In the material below, list every line carrying the string "have".

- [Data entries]

....

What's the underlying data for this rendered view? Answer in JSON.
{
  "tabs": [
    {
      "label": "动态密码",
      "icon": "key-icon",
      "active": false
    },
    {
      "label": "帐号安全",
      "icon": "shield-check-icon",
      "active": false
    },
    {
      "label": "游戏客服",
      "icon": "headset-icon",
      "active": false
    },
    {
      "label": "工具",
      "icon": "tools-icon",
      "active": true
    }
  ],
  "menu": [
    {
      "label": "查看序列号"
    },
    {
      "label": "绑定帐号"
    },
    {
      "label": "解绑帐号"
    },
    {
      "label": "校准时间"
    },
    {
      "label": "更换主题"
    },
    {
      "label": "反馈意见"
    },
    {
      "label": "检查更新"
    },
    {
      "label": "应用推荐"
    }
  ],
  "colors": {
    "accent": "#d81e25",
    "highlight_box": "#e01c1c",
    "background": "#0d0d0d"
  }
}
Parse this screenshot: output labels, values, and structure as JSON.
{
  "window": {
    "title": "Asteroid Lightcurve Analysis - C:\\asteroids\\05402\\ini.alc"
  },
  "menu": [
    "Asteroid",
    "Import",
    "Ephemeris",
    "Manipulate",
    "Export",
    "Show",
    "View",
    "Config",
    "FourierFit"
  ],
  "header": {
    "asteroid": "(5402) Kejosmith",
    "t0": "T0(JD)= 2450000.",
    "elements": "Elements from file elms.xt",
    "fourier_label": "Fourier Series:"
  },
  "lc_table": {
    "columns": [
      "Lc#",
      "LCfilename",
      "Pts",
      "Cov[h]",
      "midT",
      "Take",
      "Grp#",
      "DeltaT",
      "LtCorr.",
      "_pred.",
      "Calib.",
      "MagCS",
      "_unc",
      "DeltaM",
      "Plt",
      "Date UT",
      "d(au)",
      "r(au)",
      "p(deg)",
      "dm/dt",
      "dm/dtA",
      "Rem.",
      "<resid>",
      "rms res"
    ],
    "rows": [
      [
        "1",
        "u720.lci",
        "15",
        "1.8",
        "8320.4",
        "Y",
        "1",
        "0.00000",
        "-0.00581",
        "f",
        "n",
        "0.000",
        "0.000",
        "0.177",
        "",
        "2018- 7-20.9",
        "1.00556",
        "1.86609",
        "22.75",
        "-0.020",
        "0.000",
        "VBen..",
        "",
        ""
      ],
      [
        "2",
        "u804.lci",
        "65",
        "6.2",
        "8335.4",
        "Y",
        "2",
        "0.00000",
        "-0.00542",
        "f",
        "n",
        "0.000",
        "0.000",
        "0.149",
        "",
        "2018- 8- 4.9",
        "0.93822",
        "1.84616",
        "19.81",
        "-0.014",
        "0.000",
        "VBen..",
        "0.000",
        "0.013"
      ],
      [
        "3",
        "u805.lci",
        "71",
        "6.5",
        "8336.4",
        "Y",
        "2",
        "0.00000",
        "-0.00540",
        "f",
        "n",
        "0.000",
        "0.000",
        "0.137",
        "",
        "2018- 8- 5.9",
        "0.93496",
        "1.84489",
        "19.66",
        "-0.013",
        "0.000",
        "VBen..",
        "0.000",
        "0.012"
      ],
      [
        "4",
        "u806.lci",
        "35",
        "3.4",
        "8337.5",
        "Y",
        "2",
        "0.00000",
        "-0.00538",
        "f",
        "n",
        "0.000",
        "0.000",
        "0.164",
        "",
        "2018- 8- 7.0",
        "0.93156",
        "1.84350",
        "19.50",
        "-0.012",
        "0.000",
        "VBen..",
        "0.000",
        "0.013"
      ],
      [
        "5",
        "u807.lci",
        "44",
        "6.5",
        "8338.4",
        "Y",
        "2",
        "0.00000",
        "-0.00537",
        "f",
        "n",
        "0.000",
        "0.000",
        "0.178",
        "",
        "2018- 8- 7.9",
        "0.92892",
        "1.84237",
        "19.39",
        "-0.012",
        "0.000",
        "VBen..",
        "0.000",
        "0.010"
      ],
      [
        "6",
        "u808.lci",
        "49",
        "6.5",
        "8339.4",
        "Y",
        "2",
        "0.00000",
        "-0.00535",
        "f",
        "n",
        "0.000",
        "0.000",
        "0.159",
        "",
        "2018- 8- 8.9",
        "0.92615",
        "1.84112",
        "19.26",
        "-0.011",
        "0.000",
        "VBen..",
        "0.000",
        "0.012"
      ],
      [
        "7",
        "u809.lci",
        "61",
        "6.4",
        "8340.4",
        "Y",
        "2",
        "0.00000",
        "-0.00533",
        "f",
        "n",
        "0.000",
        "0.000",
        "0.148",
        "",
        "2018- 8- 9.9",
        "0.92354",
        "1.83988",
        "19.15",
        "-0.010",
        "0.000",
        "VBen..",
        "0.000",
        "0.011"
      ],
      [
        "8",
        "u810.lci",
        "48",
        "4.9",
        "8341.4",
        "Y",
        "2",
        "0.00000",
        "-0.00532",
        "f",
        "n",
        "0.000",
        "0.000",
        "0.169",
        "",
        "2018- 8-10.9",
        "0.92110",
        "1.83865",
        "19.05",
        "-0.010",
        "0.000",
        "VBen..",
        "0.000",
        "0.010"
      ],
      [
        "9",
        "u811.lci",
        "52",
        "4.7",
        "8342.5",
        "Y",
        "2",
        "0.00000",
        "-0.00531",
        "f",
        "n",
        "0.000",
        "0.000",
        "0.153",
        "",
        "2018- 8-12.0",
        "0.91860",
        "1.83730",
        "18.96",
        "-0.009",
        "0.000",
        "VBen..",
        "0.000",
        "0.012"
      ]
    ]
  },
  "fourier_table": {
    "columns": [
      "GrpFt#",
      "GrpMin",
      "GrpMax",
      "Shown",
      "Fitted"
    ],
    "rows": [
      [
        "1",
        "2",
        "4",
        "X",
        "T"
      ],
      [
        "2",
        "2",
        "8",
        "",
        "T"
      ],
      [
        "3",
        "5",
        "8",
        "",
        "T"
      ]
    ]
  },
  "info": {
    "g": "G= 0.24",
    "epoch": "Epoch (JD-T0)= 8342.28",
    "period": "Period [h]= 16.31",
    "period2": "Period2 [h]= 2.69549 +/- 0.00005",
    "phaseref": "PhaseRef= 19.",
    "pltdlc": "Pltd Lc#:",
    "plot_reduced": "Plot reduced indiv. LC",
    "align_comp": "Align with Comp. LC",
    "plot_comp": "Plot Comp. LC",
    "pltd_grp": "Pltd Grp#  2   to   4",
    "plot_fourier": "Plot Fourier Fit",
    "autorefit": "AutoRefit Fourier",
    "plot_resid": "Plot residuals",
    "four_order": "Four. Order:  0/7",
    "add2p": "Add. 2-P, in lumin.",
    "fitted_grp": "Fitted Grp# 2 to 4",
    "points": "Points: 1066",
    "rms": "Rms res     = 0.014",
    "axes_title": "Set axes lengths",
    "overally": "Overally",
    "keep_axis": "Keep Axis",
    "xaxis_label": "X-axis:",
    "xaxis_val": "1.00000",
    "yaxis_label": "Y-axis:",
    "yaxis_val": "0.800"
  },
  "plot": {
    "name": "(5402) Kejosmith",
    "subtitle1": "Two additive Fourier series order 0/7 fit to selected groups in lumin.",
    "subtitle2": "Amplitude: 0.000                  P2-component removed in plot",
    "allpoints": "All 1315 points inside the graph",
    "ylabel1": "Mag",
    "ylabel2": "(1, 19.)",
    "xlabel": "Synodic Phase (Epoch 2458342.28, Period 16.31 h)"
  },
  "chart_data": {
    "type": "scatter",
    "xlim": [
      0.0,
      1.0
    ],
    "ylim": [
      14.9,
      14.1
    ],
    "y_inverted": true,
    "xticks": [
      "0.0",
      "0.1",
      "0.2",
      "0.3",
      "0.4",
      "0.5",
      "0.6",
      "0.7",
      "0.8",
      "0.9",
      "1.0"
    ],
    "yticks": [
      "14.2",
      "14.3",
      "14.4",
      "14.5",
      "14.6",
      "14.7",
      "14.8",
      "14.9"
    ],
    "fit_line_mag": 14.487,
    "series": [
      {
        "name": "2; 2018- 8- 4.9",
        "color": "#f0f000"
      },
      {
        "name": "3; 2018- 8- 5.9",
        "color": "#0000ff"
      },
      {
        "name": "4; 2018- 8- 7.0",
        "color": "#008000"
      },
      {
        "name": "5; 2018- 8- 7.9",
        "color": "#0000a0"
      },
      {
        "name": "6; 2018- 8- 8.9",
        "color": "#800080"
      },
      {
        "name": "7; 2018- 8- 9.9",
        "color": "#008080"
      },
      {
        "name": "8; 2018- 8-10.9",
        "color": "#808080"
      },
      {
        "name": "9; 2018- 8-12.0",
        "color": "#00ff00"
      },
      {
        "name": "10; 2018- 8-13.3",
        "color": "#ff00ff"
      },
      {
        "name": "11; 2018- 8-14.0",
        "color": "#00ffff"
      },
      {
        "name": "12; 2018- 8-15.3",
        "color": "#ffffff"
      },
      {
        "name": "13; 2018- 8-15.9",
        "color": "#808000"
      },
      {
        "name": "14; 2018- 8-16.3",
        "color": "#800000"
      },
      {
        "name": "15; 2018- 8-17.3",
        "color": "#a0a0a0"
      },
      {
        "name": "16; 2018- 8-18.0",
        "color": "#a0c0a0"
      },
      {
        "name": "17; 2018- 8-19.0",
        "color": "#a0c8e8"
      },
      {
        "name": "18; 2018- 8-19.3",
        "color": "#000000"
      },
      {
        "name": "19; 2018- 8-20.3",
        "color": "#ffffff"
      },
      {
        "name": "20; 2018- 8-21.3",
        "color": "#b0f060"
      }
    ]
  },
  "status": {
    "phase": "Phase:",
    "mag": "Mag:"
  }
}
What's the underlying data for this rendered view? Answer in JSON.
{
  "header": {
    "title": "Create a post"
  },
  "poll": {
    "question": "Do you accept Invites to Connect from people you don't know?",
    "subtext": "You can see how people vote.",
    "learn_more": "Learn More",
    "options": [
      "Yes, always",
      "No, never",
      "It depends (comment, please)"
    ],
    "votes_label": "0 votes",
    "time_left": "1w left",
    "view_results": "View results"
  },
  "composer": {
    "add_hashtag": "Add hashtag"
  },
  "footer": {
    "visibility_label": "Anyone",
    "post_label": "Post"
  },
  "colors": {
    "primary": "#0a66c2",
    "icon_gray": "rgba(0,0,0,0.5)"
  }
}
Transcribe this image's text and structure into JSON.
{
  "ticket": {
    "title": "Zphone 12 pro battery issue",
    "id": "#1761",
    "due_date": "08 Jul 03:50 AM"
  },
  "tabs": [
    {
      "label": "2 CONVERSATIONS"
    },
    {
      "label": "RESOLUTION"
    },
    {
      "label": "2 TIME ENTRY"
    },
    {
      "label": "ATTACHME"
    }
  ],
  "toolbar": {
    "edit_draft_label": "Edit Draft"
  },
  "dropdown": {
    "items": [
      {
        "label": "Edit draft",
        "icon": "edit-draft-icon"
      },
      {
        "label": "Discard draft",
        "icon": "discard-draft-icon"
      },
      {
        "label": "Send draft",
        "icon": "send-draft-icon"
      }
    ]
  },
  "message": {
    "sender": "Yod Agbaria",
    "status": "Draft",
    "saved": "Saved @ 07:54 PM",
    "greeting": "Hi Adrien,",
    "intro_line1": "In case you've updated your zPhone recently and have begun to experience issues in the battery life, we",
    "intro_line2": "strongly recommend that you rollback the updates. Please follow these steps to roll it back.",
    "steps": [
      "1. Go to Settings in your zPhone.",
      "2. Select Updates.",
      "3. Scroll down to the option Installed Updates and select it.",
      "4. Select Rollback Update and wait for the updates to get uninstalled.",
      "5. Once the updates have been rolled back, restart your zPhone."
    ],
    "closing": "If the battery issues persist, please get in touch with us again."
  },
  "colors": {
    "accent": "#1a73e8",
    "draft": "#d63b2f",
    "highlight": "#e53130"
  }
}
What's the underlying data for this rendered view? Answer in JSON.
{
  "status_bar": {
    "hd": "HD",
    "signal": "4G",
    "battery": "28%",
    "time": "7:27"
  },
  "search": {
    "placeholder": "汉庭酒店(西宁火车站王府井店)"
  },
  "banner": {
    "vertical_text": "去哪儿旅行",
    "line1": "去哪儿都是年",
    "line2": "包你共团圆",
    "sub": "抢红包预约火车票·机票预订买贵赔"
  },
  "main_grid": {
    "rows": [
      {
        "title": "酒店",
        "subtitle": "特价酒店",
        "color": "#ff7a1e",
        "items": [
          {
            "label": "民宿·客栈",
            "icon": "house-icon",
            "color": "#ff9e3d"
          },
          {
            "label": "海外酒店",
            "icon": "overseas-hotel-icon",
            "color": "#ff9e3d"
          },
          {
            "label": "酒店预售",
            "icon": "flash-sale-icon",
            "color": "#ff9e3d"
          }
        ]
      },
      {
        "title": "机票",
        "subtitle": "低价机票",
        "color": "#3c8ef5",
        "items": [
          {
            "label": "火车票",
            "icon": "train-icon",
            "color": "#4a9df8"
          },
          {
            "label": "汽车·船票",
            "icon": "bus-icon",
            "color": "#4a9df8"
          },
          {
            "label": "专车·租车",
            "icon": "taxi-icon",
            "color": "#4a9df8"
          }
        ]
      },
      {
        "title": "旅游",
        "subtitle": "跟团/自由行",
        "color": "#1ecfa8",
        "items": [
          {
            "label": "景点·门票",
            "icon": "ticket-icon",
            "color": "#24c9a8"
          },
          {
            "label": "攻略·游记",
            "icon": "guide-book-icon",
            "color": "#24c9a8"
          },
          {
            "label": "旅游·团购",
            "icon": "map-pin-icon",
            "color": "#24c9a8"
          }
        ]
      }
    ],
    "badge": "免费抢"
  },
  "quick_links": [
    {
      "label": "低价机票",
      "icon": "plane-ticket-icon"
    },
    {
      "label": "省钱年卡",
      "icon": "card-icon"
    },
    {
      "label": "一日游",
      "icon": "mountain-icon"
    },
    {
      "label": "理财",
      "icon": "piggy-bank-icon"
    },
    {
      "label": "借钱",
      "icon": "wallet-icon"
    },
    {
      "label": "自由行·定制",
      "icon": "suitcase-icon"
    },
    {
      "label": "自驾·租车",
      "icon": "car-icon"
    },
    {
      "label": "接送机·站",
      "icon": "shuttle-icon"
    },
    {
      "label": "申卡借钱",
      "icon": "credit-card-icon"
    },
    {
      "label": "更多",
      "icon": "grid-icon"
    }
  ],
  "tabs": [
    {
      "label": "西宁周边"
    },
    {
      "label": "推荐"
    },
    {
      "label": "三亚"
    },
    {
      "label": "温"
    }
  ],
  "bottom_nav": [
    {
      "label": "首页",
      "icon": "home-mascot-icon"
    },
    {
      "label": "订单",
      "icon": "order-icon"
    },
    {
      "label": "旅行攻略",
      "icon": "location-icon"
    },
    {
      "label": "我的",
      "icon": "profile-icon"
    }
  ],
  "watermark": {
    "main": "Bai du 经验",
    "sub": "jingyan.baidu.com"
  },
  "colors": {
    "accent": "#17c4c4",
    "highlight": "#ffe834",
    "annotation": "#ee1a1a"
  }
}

....

- [TASK ANSWER]
    "intro_line1": "In case you've updated your zPhone recently and have begun to experience issues in the battery life, we",
      "5. Once the updates have been rolled back, restart your zPhone."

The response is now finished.